┏━━

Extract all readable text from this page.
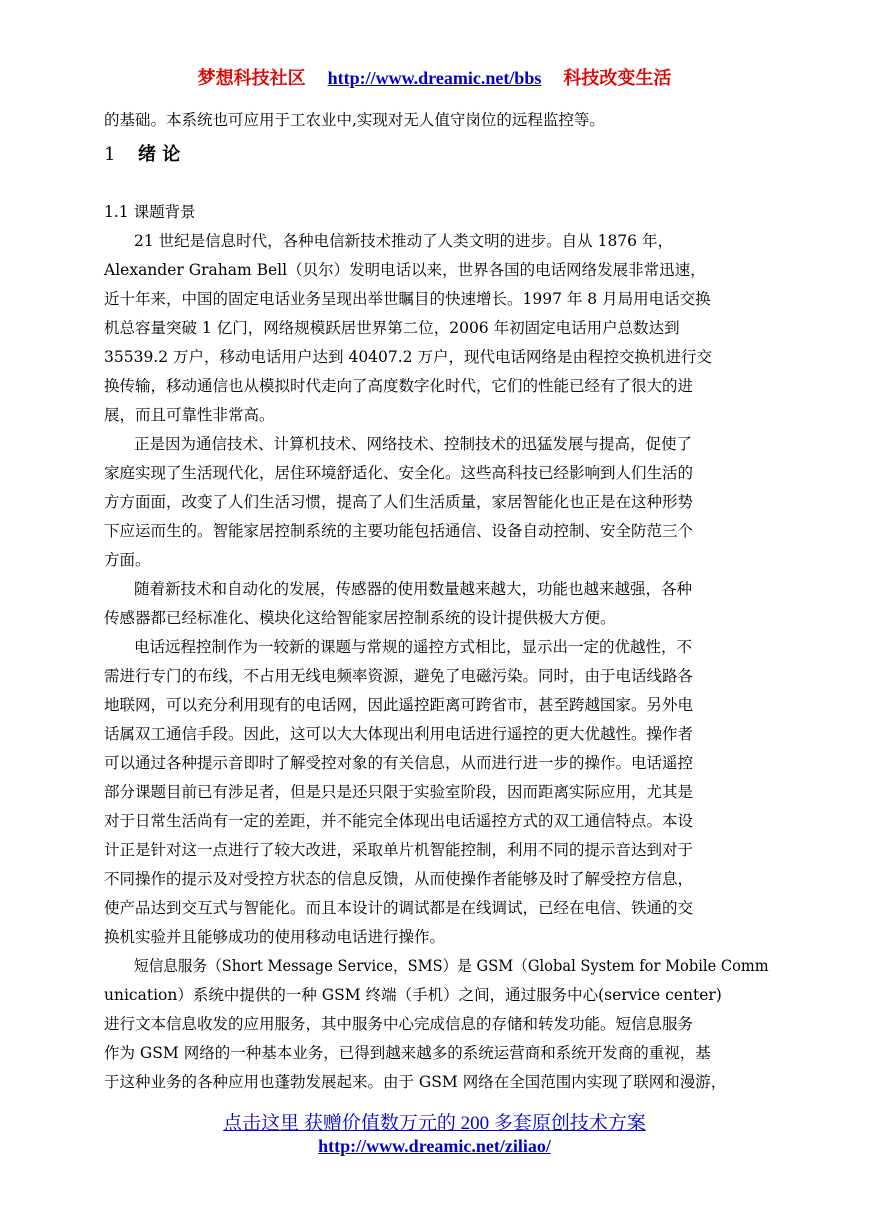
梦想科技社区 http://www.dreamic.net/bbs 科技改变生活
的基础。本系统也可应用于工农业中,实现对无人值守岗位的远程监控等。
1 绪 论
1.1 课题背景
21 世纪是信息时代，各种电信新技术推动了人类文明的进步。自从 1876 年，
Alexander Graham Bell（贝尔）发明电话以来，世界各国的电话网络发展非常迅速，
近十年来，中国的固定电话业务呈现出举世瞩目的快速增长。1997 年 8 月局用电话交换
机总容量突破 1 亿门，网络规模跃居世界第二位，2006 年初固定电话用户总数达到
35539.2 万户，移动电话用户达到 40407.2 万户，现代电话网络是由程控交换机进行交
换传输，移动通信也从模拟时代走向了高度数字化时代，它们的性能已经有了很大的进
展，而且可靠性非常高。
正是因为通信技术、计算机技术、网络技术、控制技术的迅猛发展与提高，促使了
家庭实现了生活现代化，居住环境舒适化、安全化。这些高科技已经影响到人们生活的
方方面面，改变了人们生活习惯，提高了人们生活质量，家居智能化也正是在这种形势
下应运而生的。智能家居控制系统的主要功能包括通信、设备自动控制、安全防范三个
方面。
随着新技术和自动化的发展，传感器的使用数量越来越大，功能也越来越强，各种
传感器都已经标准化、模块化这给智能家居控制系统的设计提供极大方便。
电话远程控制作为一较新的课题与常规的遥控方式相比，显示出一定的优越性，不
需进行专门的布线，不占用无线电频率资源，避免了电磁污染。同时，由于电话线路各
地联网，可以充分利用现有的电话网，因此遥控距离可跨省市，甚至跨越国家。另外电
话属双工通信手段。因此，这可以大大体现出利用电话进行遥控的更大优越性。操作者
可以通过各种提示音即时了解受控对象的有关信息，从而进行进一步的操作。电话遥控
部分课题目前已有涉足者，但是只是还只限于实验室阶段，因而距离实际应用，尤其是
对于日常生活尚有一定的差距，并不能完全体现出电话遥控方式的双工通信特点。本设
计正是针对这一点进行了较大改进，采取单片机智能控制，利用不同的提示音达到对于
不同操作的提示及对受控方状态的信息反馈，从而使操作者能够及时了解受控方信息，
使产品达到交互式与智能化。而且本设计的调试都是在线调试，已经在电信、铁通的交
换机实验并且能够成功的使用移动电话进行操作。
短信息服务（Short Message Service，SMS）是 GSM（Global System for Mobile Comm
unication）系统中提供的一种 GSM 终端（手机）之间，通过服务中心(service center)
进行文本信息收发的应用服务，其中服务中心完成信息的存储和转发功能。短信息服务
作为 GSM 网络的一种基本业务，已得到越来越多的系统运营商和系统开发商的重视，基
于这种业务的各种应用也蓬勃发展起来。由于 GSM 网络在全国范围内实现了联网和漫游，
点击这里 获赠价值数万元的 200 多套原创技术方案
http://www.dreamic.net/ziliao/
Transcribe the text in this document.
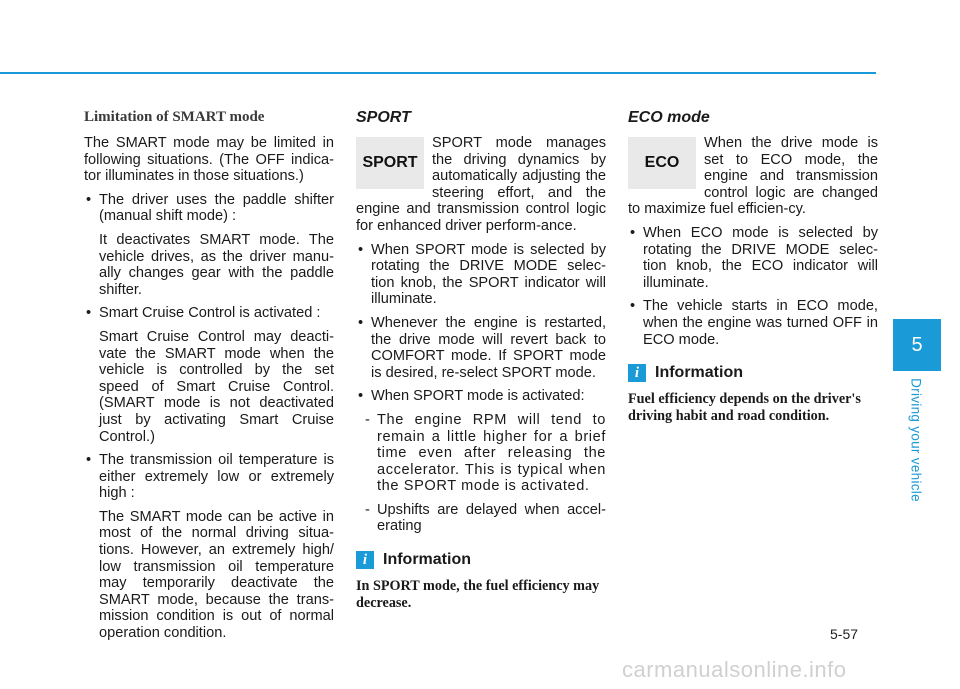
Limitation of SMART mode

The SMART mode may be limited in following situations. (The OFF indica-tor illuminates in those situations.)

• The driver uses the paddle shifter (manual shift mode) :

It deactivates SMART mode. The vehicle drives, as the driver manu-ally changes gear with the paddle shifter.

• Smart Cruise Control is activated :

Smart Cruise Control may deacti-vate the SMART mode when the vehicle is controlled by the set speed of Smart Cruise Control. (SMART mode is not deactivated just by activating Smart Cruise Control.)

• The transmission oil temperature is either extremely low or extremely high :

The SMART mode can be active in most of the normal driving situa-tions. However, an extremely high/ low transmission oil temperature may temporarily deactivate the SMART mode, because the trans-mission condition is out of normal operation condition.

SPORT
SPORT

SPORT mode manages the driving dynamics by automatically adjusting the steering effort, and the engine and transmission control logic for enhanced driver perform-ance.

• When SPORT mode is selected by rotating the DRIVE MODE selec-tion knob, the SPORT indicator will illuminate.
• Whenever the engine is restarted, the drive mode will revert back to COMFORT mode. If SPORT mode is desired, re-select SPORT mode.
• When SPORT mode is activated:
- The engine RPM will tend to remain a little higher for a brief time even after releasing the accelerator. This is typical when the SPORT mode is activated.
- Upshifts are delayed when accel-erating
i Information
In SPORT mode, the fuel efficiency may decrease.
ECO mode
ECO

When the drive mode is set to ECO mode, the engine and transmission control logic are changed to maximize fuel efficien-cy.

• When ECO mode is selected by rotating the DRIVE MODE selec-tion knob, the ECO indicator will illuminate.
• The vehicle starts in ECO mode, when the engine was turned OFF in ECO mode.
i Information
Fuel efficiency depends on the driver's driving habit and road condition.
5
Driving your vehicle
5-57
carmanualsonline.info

┗━━

* **EXERCISE DETAILS**: Find all lines holding the string "temperature" and copy them.

* **SOLUTION TO THIS PROBLEM**:
• The transmission oil temperature is either extremely low or extremely high :
The SMART mode can be active in most of the normal driving situa-tions. However, an extremely high/ low transmission oil temperature may temporarily deactivate the SMART mode, because the trans-mission condition is out of normal operation condition.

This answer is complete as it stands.